Given passage
So coming back to your conundrum. In case of @davidsrsb I’d just make several PCB’s with different copper area and test them in the same conditions. Instead of PIN diode you can use zener diode and produce the same loses on it as you expect the PIN diode to have. If you have an option to produce PCB’s quickly this is way faster than learning FEM. As for your case I’d go with @davidsrsb remark regarding skin depth and then I’d just use KiCad’s trace width calculator. It’ll give you ballpark values.

And finally KiCad, FreeCad and FEM. As @maui alluded, I’ve dabbled with FEM. I don’t want to publish my findings yet (so don’t bother searching) but if I condense them:

  • Thermal and electrostatic FEM with FreeCad is doable, but not practical especially the meshing part
  • KiCad with FreeCad (fcad_pcb macro) is a good avenue to generate .step files so that you can import geometry in other (better, more expensive, …) FEM programs. There the analysis is simpler.

Work to complete
Answer from the post above:
1. What kind of diode does it suggest using in place of a PIN diode?
2. Which KiCad tool does it say will give ballpark values?
3. What macro does it name for using KiCad with FreeCad?

Dataset records
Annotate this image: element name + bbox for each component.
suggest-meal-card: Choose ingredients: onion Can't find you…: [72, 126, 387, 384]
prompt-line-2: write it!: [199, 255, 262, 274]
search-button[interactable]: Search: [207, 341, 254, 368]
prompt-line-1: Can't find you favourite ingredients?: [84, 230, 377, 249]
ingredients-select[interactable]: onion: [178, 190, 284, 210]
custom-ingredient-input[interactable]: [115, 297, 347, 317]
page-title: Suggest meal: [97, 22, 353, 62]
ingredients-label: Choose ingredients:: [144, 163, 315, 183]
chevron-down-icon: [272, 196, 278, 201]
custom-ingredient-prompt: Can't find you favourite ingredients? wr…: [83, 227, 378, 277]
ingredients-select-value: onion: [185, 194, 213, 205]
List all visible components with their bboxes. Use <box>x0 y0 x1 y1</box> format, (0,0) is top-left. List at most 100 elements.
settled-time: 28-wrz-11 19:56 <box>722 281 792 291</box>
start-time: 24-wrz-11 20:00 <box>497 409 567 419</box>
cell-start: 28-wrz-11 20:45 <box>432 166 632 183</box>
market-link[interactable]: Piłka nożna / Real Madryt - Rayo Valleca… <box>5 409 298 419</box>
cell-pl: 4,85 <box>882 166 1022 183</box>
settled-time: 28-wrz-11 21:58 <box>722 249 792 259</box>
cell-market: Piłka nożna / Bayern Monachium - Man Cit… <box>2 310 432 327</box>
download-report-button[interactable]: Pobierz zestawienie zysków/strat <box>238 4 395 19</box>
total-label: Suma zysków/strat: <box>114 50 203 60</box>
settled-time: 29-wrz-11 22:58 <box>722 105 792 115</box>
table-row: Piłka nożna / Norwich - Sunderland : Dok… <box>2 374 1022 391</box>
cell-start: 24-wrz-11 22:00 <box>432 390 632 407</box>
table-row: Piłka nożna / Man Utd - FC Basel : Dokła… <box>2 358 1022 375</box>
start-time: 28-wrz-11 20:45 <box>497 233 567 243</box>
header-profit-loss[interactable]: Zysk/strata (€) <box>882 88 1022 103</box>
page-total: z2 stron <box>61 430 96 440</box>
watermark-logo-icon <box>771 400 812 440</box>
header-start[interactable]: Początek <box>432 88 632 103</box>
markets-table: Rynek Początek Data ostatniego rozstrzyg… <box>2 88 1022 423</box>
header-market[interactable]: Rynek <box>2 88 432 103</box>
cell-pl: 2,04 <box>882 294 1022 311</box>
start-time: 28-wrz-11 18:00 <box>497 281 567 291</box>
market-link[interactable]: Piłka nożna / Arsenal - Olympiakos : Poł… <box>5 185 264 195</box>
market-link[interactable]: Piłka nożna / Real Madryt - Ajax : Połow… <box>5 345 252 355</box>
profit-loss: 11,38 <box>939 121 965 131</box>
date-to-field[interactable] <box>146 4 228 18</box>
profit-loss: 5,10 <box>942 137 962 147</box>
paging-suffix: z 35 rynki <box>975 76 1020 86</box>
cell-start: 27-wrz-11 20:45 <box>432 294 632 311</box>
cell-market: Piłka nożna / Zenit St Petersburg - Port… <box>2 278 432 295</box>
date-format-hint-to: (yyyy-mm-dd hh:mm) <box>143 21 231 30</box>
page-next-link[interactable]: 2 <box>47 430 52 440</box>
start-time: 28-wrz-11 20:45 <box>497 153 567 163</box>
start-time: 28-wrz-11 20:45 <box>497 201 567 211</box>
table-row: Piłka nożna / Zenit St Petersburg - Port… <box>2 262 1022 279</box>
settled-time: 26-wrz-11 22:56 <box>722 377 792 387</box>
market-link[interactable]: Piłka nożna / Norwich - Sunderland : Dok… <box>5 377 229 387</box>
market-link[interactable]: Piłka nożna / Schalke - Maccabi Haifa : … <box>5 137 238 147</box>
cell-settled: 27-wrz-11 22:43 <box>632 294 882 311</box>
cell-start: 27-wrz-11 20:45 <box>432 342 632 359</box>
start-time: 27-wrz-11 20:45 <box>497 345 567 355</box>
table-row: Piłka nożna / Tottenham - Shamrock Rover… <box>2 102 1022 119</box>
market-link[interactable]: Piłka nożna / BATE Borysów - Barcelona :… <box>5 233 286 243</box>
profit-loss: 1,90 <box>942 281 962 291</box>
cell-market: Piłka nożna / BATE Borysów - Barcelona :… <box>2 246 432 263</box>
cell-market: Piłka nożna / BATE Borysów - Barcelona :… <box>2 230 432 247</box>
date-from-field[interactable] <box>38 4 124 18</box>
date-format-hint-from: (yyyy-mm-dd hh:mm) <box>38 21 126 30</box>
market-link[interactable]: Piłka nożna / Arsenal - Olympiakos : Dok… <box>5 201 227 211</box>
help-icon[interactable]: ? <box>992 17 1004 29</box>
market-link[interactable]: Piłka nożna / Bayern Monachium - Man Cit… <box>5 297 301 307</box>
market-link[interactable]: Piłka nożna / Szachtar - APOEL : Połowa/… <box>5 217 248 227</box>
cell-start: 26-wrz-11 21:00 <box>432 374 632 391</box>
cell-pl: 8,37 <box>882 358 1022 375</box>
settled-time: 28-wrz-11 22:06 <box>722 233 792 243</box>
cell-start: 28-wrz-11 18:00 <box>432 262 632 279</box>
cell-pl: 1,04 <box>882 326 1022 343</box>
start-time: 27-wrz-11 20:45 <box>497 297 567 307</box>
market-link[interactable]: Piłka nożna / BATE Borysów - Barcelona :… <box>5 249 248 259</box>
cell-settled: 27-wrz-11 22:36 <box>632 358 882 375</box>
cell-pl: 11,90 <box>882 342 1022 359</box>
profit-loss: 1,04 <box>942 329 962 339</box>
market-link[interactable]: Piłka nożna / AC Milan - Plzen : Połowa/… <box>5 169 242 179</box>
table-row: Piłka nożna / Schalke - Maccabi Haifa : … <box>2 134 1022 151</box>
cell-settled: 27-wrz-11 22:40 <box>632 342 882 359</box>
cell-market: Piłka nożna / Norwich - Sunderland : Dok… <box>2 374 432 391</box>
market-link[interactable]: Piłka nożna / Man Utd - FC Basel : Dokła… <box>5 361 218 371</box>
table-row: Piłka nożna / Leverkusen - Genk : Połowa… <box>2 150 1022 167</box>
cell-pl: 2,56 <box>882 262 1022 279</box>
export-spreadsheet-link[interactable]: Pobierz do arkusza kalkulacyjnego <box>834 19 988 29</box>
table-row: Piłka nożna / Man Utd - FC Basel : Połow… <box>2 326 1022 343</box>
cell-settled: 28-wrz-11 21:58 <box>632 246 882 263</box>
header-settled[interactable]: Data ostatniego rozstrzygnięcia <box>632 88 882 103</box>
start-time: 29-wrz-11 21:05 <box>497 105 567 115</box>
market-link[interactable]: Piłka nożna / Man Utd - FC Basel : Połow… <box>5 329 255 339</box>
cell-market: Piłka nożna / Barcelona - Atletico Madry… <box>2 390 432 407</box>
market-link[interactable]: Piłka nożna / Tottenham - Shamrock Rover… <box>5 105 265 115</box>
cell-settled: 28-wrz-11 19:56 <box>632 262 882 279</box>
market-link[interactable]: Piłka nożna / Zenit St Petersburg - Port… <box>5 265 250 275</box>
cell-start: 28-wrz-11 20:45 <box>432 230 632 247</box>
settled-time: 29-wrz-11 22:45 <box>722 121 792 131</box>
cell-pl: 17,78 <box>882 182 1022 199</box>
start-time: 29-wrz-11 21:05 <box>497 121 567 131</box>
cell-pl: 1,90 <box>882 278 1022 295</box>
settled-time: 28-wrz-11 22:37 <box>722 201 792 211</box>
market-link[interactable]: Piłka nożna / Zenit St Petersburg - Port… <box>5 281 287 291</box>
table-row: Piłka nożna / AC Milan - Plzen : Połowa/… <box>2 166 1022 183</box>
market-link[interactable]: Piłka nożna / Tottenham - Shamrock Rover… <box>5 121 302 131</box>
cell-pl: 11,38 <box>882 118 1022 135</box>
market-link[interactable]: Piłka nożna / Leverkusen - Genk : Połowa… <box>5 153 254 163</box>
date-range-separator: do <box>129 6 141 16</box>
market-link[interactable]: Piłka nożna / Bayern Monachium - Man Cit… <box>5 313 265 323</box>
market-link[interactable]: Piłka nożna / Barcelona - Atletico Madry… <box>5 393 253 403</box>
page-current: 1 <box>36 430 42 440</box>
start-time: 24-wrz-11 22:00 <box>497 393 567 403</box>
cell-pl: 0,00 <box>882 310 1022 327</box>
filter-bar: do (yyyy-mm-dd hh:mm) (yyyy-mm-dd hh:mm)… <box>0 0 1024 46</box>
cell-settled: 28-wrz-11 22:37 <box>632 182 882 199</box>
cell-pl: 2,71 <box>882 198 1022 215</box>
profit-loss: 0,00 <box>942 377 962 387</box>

Answer for this exercise
1. A zener diode.
2. KiCad's trace width calculator.
3. The fcad_pcb macro.